Task brief –
What follows is a set of entries. Repeat them exactly, but not their pictures.
- - -
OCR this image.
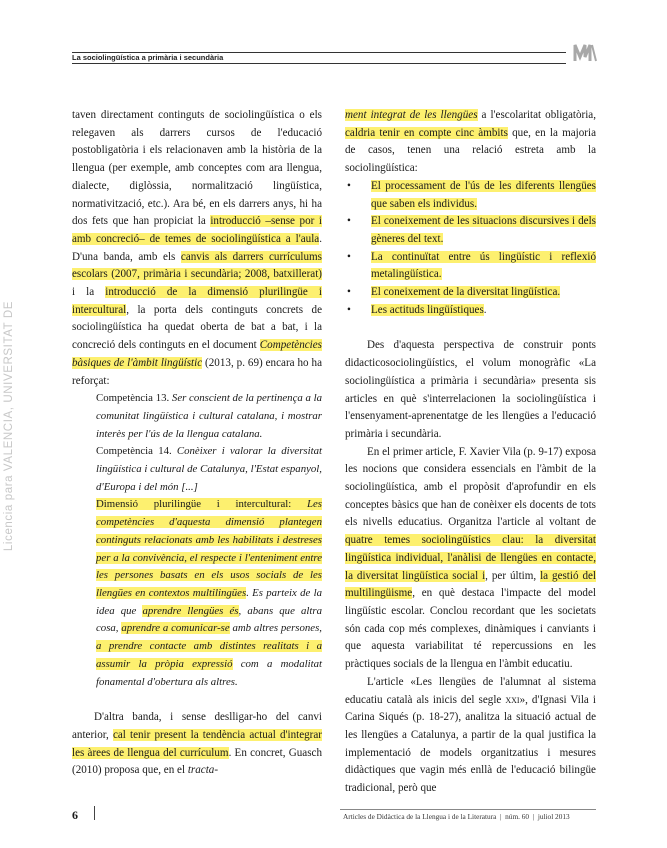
La sociolingüística a primària i secundària
Licencia para VALENCIA, UNIVERSITAT DE

taven directament continguts de sociolingüística o els relegaven als darrers cursos de l'educació postobligatòria i els relacionaven amb la història de la llengua (per exemple, amb conceptes com ara llengua, dialecte, diglòssia, normalització lingüística, normativització, etc.). Ara bé, en els darrers anys, hi ha dos fets que han propiciat la introducció –sense por i amb concreció– de temes de sociolingüística a l'aula. D'una banda, amb els canvis als darrers currículums escolars (2007, primària i secundària; 2008, batxillerat) i la introducció de la dimensió plurilingüe i intercultural, la porta dels continguts concrets de sociolingüística ha quedat oberta de bat a bat, i la concreció dels continguts en el document Competències bàsiques de l'àmbit lingüístic (2013, p. 69) encara ho ha reforçat:

Competència 13. Ser conscient de la pertinença a la comunitat lingüística i cultural catalana, i mostrar interès per l'ús de la llengua catalana.

Competència 14. Conèixer i valorar la diversitat lingüística i cultural de Catalunya, l'Estat espanyol, d'Europa i del món [...]

Dimensió plurilingüe i intercultural: Les competències d'aquesta dimensió plantegen continguts relacionats amb les habilitats i destreses per a la convivència, el respecte i l'enteniment entre les persones basats en els usos socials de les llengües en contextos multilingües. Es parteix de la idea que aprendre llengües és, abans que altra cosa, aprendre a comunicar-se amb altres persones, a prendre contacte amb distintes realitats i a assumir la pròpia expressió com a modalitat fonamental d'obertura als altres.

D'altra banda, i sense deslligar-ho del canvi anterior, cal tenir present la tendència actual d'integrar les àrees de llengua del currículum. En concret, Guasch (2010) proposa que, en el tracta-

ment integrat de les llengües a l'escolaritat obligatòria, caldria tenir en compte cinc àmbits que, en la majoria de casos, tenen una relació estreta amb la sociolingüística:

• El processament de l'ús de les diferents llengües que saben els individus.
• El coneixement de les situacions discursives i dels gèneres del text.
• La continuïtat entre ús lingüístic i reflexió metalingüística.
• El coneixement de la diversitat lingüística.
• Les actituds lingüístiques.

Des d'aquesta perspectiva de construir ponts didacticosociolingüístics, el volum monogràfic «La sociolingüística a primària i secundària» presenta sis articles en què s'interrelacionen la sociolingüística i l'ensenyament-aprenentatge de les llengües a l'educació primària i secundària.

En el primer article, F. Xavier Vila (p. 9-17) exposa les nocions que considera essencials en l'àmbit de la sociolingüística, amb el propòsit d'aprofundir en els conceptes bàsics que han de conèixer els docents de tots els nivells educatius. Organitza l'article al voltant de quatre temes sociolingüístics clau: la diversitat lingüística individual, l'anàlisi de llengües en contacte, la diversitat lingüística social i, per últim, la gestió del multilingüisme, en què destaca l'impacte del model lingüístic escolar. Conclou recordant que les societats són cada cop més complexes, dinàmiques i canviants i que aquesta variabilitat té repercussions en les pràctiques socials de la llengua en l'àmbit educatiu.

L'article «Les llengües de l'alumnat al sistema educatiu català als inicis del segle xxi», d'Ignasi Vila i Carina Siqués (p. 18-27), analitza la situació actual de les llengües a Catalunya, a partir de la qual justifica la implementació de models organitzatius i mesures didàctiques que vagin més enllà de l'educació bilingüe tradicional, però que

6	Articles de Didàctica de la Llengua i de la Literatura  |  núm. 60  |  juliol 2013
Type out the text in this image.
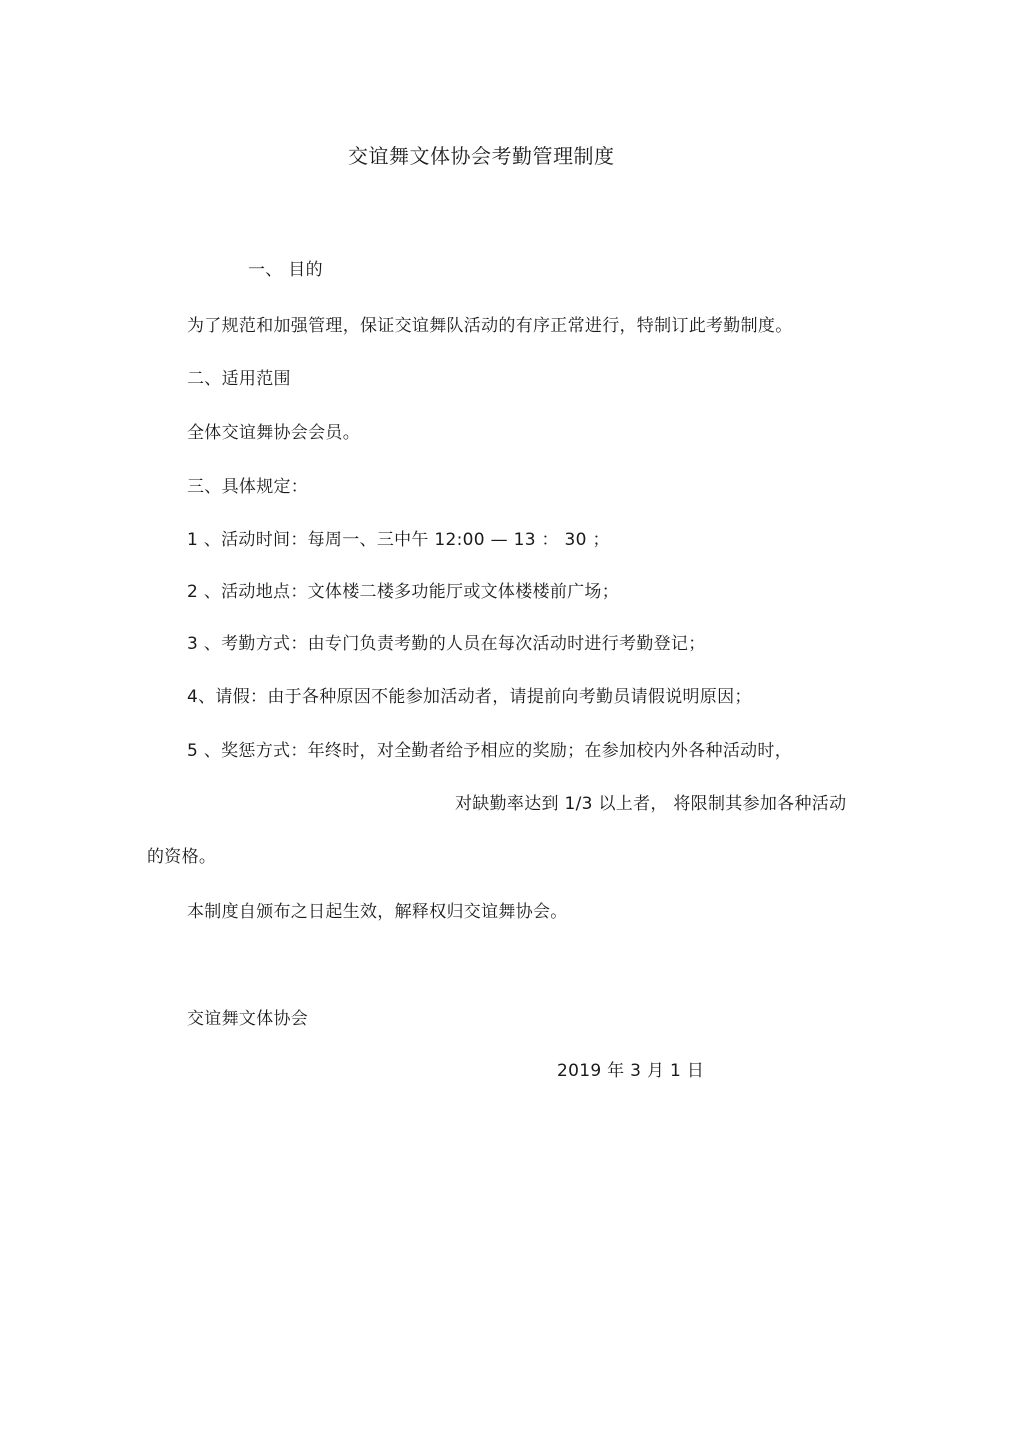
交谊舞文体协会考勤管理制度
一、 目的
为了规范和加强管理，保证交谊舞队活动的有序正常进行，特制订此考勤制度。
二、适用范围
全体交谊舞协会会员。
三、具体规定：
1 、活动时间：每周一、三中午 12:00 — 13 ： 30 ；
2 、活动地点：文体楼二楼多功能厅或文体楼楼前广场；
3 、考勤方式：由专门负责考勤的人员在每次活动时进行考勤登记；
4、请假：由于各种原因不能参加活动者，请提前向考勤员请假说明原因；
5 、奖惩方式：年终时，对全勤者给予相应的奖励；在参加校内外各种活动时，
对缺勤率达到 1/3 以上者， 将限制其参加各种活动
的资格。
本制度自颁布之日起生效，解释权归交谊舞协会。
交谊舞文体协会
2019 年 3 月 1 日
- - -
Response to this task –
OCR this image.
La sociolingüística a primària i secundària
Licencia para VALENCIA, UNIVERSITAT DE

taven directament continguts de sociolingüística o els relegaven als darrers cursos de l'educació postobligatòria i els relacionaven amb la història de la llengua (per exemple, amb conceptes com ara llengua, dialecte, diglòssia, normalització lingüística, normativització, etc.). Ara bé, en els darrers anys, hi ha dos fets que han propiciat la introducció –sense por i amb concreció– de temes de sociolingüística a l'aula. D'una banda, amb els canvis als darrers currículums escolars (2007, primària i secundària; 2008, batxillerat) i la introducció de la dimensió plurilingüe i intercultural, la porta dels continguts concrets de sociolingüística ha quedat oberta de bat a bat, i la concreció dels continguts en el document Competències bàsiques de l'àmbit lingüístic (2013, p. 69) encara ho ha reforçat:

Competència 13. Ser conscient de la pertinença a la comunitat lingüística i cultural catalana, i mostrar interès per l'ús de la llengua catalana.

Competència 14. Conèixer i valorar la diversitat lingüística i cultural de Catalunya, l'Estat espanyol, d'Europa i del món [...]

Dimensió plurilingüe i intercultural: Les competències d'aquesta dimensió plantegen continguts relacionats amb les habilitats i destreses per a la convivència, el respecte i l'enteniment entre les persones basats en els usos socials de les llengües en contextos multilingües. Es parteix de la idea que aprendre llengües és, abans que altra cosa, aprendre a comunicar-se amb altres persones, a prendre contacte amb distintes realitats i a assumir la pròpia expressió com a modalitat fonamental d'obertura als altres.

D'altra banda, i sense deslligar-ho del canvi anterior, cal tenir present la tendència actual d'integrar les àrees de llengua del currículum. En concret, Guasch (2010) proposa que, en el tracta-

ment integrat de les llengües a l'escolaritat obligatòria, caldria tenir en compte cinc àmbits que, en la majoria de casos, tenen una relació estreta amb la sociolingüística:

• El processament de l'ús de les diferents llengües que saben els individus.
• El coneixement de les situacions discursives i dels gèneres del text.
• La continuïtat entre ús lingüístic i reflexió metalingüística.
• El coneixement de la diversitat lingüística.
• Les actituds lingüístiques.

Des d'aquesta perspectiva de construir ponts didacticosociolingüístics, el volum monogràfic «La sociolingüística a primària i secundària» presenta sis articles en què s'interrelacionen la sociolingüística i l'ensenyament-aprenentatge de les llengües a l'educació primària i secundària.

En el primer article, F. Xavier Vila (p. 9-17) exposa les nocions que considera essencials en l'àmbit de la sociolingüística, amb el propòsit d'aprofundir en els conceptes bàsics que han de conèixer els docents de tots els nivells educatius. Organitza l'article al voltant de quatre temes sociolingüístics clau: la diversitat lingüística individual, l'anàlisi de llengües en contacte, la diversitat lingüística social i, per últim, la gestió del multilingüisme, en què destaca l'impacte del model lingüístic escolar. Conclou recordant que les societats són cada cop més complexes, dinàmiques i canviants i que aquesta variabilitat té repercussions en les pràctiques socials de la llengua en l'àmbit educatiu.

L'article «Les llengües de l'alumnat al sistema educatiu català als inicis del segle xxi», d'Ignasi Vila i Carina Siqués (p. 18-27), analitza la situació actual de les llengües a Catalunya, a partir de la qual justifica la implementació de models organitzatius i mesures didàctiques que vagin més enllà de l'educació bilingüe tradicional, però que

6	Articles de Didàctica de la Llengua i de la Literatura  |  núm. 60  |  juliol 2013
Type out the text in this image.
交谊舞文体协会考勤管理制度
一、 目的
为了规范和加强管理，保证交谊舞队活动的有序正常进行，特制订此考勤制度。
二、适用范围
全体交谊舞协会会员。
三、具体规定：
1 、活动时间：每周一、三中午 12:00 — 13 ： 30 ；
2 、活动地点：文体楼二楼多功能厅或文体楼楼前广场；
3 、考勤方式：由专门负责考勤的人员在每次活动时进行考勤登记；
4、请假：由于各种原因不能参加活动者，请提前向考勤员请假说明原因；
5 、奖惩方式：年终时，对全勤者给予相应的奖励；在参加校内外各种活动时，
对缺勤率达到 1/3 以上者， 将限制其参加各种活动
的资格。
本制度自颁布之日起生效，解释权归交谊舞协会。
交谊舞文体协会
2019 年 3 月 1 日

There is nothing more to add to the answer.